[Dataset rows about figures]
* * * * * * * * *

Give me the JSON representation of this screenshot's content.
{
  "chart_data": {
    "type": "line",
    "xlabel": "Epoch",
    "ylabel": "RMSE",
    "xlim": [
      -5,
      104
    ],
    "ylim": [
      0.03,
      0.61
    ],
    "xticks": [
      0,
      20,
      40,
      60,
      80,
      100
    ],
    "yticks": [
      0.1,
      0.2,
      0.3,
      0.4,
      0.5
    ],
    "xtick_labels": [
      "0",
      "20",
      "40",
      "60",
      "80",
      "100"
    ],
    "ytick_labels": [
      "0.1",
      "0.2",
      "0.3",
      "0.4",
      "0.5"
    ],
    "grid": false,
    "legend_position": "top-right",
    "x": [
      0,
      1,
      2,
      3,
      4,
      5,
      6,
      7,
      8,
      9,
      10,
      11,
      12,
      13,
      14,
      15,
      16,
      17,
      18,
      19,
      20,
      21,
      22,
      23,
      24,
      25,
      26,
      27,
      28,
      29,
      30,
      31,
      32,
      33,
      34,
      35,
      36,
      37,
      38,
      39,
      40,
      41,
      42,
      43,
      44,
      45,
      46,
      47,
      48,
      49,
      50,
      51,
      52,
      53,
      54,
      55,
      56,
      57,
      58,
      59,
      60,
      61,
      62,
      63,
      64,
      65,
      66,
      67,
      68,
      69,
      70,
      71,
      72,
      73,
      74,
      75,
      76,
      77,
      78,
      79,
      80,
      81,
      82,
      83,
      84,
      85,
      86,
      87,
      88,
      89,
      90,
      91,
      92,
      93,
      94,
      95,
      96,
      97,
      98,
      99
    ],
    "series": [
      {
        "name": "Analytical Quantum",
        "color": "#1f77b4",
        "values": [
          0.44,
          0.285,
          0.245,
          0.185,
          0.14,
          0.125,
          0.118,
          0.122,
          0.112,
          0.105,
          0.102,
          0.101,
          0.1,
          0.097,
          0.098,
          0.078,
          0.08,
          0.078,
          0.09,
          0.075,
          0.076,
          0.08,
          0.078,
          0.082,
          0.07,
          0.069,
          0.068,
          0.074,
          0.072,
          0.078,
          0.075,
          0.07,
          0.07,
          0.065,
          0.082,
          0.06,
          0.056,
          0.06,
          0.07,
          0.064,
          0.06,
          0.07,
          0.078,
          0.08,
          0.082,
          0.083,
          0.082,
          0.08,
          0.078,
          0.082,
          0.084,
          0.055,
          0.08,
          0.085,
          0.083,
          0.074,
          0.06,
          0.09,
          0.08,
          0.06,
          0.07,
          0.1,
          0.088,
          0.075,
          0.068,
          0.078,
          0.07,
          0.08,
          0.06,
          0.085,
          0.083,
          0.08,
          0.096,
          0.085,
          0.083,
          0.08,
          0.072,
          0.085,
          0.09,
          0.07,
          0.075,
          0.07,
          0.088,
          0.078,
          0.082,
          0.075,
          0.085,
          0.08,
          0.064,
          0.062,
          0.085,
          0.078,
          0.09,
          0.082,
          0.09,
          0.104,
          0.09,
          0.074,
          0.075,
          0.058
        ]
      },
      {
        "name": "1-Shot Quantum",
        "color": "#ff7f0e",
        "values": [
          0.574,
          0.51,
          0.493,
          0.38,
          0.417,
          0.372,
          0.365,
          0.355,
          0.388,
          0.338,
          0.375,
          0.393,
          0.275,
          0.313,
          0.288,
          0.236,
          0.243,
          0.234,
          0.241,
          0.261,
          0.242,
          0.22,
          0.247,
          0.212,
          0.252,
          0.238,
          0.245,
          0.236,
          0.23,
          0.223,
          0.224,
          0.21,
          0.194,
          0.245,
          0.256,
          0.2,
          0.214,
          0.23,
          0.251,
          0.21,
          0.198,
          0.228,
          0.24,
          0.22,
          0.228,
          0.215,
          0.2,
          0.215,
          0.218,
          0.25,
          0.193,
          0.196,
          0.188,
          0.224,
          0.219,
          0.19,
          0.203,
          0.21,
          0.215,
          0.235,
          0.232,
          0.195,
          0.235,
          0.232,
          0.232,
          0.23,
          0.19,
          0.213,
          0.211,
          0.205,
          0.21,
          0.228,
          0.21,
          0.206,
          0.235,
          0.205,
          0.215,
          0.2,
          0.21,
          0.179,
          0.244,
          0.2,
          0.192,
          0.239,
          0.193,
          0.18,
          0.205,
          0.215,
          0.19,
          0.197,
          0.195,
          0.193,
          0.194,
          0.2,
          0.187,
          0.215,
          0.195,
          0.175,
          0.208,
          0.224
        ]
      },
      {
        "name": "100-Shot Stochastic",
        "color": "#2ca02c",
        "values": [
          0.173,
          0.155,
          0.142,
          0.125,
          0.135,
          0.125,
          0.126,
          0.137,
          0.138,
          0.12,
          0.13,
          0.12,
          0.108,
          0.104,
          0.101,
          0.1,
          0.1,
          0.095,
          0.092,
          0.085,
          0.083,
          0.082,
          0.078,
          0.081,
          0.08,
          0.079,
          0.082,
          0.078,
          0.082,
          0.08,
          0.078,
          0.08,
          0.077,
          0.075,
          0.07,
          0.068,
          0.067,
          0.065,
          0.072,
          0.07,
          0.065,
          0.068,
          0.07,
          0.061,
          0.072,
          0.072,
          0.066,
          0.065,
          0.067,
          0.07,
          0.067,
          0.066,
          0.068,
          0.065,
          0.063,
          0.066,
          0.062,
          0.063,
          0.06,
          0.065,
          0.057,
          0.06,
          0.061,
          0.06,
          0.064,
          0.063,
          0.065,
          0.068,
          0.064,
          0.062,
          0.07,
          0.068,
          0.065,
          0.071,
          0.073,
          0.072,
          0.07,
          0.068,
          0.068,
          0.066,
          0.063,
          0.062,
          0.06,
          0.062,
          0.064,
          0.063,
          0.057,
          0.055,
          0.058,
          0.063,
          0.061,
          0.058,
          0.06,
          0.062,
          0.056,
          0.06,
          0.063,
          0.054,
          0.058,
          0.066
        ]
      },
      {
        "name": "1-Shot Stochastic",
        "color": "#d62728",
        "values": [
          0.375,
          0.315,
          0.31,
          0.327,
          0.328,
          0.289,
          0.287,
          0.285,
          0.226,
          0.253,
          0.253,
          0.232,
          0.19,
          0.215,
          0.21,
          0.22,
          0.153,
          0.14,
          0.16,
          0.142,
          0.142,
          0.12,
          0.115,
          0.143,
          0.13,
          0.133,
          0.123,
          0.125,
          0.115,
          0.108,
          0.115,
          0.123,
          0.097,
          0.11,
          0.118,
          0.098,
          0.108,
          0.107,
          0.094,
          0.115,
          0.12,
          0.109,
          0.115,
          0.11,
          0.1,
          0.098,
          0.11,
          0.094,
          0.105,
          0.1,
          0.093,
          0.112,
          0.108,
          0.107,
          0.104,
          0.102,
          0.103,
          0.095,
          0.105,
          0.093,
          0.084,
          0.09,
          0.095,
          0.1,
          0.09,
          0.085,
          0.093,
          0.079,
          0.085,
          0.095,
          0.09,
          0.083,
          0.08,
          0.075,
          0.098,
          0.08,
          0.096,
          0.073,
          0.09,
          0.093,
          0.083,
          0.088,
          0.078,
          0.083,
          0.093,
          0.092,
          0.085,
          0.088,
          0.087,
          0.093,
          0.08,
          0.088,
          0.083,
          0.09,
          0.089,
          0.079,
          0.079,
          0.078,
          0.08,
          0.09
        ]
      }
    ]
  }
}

* * * * * * * * *

> DIRECTIVE
Reproduce the records above exactly as they appear.

> IN RESPONSE
Give me the JSON representation of this screenshot's content.
{
  "chart_data": {
    "type": "line",
    "xlabel": "Epoch",
    "ylabel": "RMSE",
    "xlim": [
      -5,
      104
    ],
    "ylim": [
      0.03,
      0.61
    ],
    "xticks": [
      0,
      20,
      40,
      60,
      80,
      100
    ],
    "yticks": [
      0.1,
      0.2,
      0.3,
      0.4,
      0.5
    ],
    "xtick_labels": [
      "0",
      "20",
      "40",
      "60",
      "80",
      "100"
    ],
    "ytick_labels": [
      "0.1",
      "0.2",
      "0.3",
      "0.4",
      "0.5"
    ],
    "grid": false,
    "legend_position": "top-right",
    "x": [
      0,
      1,
      2,
      3,
      4,
      5,
      6,
      7,
      8,
      9,
      10,
      11,
      12,
      13,
      14,
      15,
      16,
      17,
      18,
      19,
      20,
      21,
      22,
      23,
      24,
      25,
      26,
      27,
      28,
      29,
      30,
      31,
      32,
      33,
      34,
      35,
      36,
      37,
      38,
      39,
      40,
      41,
      42,
      43,
      44,
      45,
      46,
      47,
      48,
      49,
      50,
      51,
      52,
      53,
      54,
      55,
      56,
      57,
      58,
      59,
      60,
      61,
      62,
      63,
      64,
      65,
      66,
      67,
      68,
      69,
      70,
      71,
      72,
      73,
      74,
      75,
      76,
      77,
      78,
      79,
      80,
      81,
      82,
      83,
      84,
      85,
      86,
      87,
      88,
      89,
      90,
      91,
      92,
      93,
      94,
      95,
      96,
      97,
      98,
      99
    ],
    "series": [
      {
        "name": "Analytical Quantum",
        "color": "#1f77b4",
        "values": [
          0.44,
          0.285,
          0.245,
          0.185,
          0.14,
          0.125,
          0.118,
          0.122,
          0.112,
          0.105,
          0.102,
          0.101,
          0.1,
          0.097,
          0.098,
          0.078,
          0.08,
          0.078,
          0.09,
          0.075,
          0.076,
          0.08,
          0.078,
          0.082,
          0.07,
          0.069,
          0.068,
          0.074,
          0.072,
          0.078,
          0.075,
          0.07,
          0.07,
          0.065,
          0.082,
          0.06,
          0.056,
          0.06,
          0.07,
          0.064,
          0.06,
          0.07,
          0.078,
          0.08,
          0.082,
          0.083,
          0.082,
          0.08,
          0.078,
          0.082,
          0.084,
          0.055,
          0.08,
          0.085,
          0.083,
          0.074,
          0.06,
          0.09,
          0.08,
          0.06,
          0.07,
          0.1,
          0.088,
          0.075,
          0.068,
          0.078,
          0.07,
          0.08,
          0.06,
          0.085,
          0.083,
          0.08,
          0.096,
          0.085,
          0.083,
          0.08,
          0.072,
          0.085,
          0.09,
          0.07,
          0.075,
          0.07,
          0.088,
          0.078,
          0.082,
          0.075,
          0.085,
          0.08,
          0.064,
          0.062,
          0.085,
          0.078,
          0.09,
          0.082,
          0.09,
          0.104,
          0.09,
          0.074,
          0.075,
          0.058
        ]
      },
      {
        "name": "1-Shot Quantum",
        "color": "#ff7f0e",
        "values": [
          0.574,
          0.51,
          0.493,
          0.38,
          0.417,
          0.372,
          0.365,
          0.355,
          0.388,
          0.338,
          0.375,
          0.393,
          0.275,
          0.313,
          0.288,
          0.236,
          0.243,
          0.234,
          0.241,
          0.261,
          0.242,
          0.22,
          0.247,
          0.212,
          0.252,
          0.238,
          0.245,
          0.236,
          0.23,
          0.223,
          0.224,
          0.21,
          0.194,
          0.245,
          0.256,
          0.2,
          0.214,
          0.23,
          0.251,
          0.21,
          0.198,
          0.228,
          0.24,
          0.22,
          0.228,
          0.215,
          0.2,
          0.215,
          0.218,
          0.25,
          0.193,
          0.196,
          0.188,
          0.224,
          0.219,
          0.19,
          0.203,
          0.21,
          0.215,
          0.235,
          0.232,
          0.195,
          0.235,
          0.232,
          0.232,
          0.23,
          0.19,
          0.213,
          0.211,
          0.205,
          0.21,
          0.228,
          0.21,
          0.206,
          0.235,
          0.205,
          0.215,
          0.2,
          0.21,
          0.179,
          0.244,
          0.2,
          0.192,
          0.239,
          0.193,
          0.18,
          0.205,
          0.215,
          0.19,
          0.197,
          0.195,
          0.193,
          0.194,
          0.2,
          0.187,
          0.215,
          0.195,
          0.175,
          0.208,
          0.224
        ]
      },
      {
        "name": "100-Shot Stochastic",
        "color": "#2ca02c",
        "values": [
          0.173,
          0.155,
          0.142,
          0.125,
          0.135,
          0.125,
          0.126,
          0.137,
          0.138,
          0.12,
          0.13,
          0.12,
          0.108,
          0.104,
          0.101,
          0.1,
          0.1,
          0.095,
          0.092,
          0.085,
          0.083,
          0.082,
          0.078,
          0.081,
          0.08,
          0.079,
          0.082,
          0.078,
          0.082,
          0.08,
          0.078,
          0.08,
          0.077,
          0.075,
          0.07,
          0.068,
          0.067,
          0.065,
          0.072,
          0.07,
          0.065,
          0.068,
          0.07,
          0.061,
          0.072,
          0.072,
          0.066,
          0.065,
          0.067,
          0.07,
          0.067,
          0.066,
          0.068,
          0.065,
          0.063,
          0.066,
          0.062,
          0.063,
          0.06,
          0.065,
          0.057,
          0.06,
          0.061,
          0.06,
          0.064,
          0.063,
          0.065,
          0.068,
          0.064,
          0.062,
          0.07,
          0.068,
          0.065,
          0.071,
          0.073,
          0.072,
          0.07,
          0.068,
          0.068,
          0.066,
          0.063,
          0.062,
          0.06,
          0.062,
          0.064,
          0.063,
          0.057,
          0.055,
          0.058,
          0.063,
          0.061,
          0.058,
          0.06,
          0.062,
          0.056,
          0.06,
          0.063,
          0.054,
          0.058,
          0.066
        ]
      },
      {
        "name": "1-Shot Stochastic",
        "color": "#d62728",
        "values": [
          0.375,
          0.315,
          0.31,
          0.327,
          0.328,
          0.289,
          0.287,
          0.285,
          0.226,
          0.253,
          0.253,
          0.232,
          0.19,
          0.215,
          0.21,
          0.22,
          0.153,
          0.14,
          0.16,
          0.142,
          0.142,
          0.12,
          0.115,
          0.143,
          0.13,
          0.133,
          0.123,
          0.125,
          0.115,
          0.108,
          0.115,
          0.123,
          0.097,
          0.11,
          0.118,
          0.098,
          0.108,
          0.107,
          0.094,
          0.115,
          0.12,
          0.109,
          0.115,
          0.11,
          0.1,
          0.098,
          0.11,
          0.094,
          0.105,
          0.1,
          0.093,
          0.112,
          0.108,
          0.107,
          0.104,
          0.102,
          0.103,
          0.095,
          0.105,
          0.093,
          0.084,
          0.09,
          0.095,
          0.1,
          0.09,
          0.085,
          0.093,
          0.079,
          0.085,
          0.095,
          0.09,
          0.083,
          0.08,
          0.075,
          0.098,
          0.08,
          0.096,
          0.073,
          0.09,
          0.093,
          0.083,
          0.088,
          0.078,
          0.083,
          0.093,
          0.092,
          0.085,
          0.088,
          0.087,
          0.093,
          0.08,
          0.088,
          0.083,
          0.09,
          0.089,
          0.079,
          0.079,
          0.078,
          0.08,
          0.09
        ]
      }
    ]
  }
}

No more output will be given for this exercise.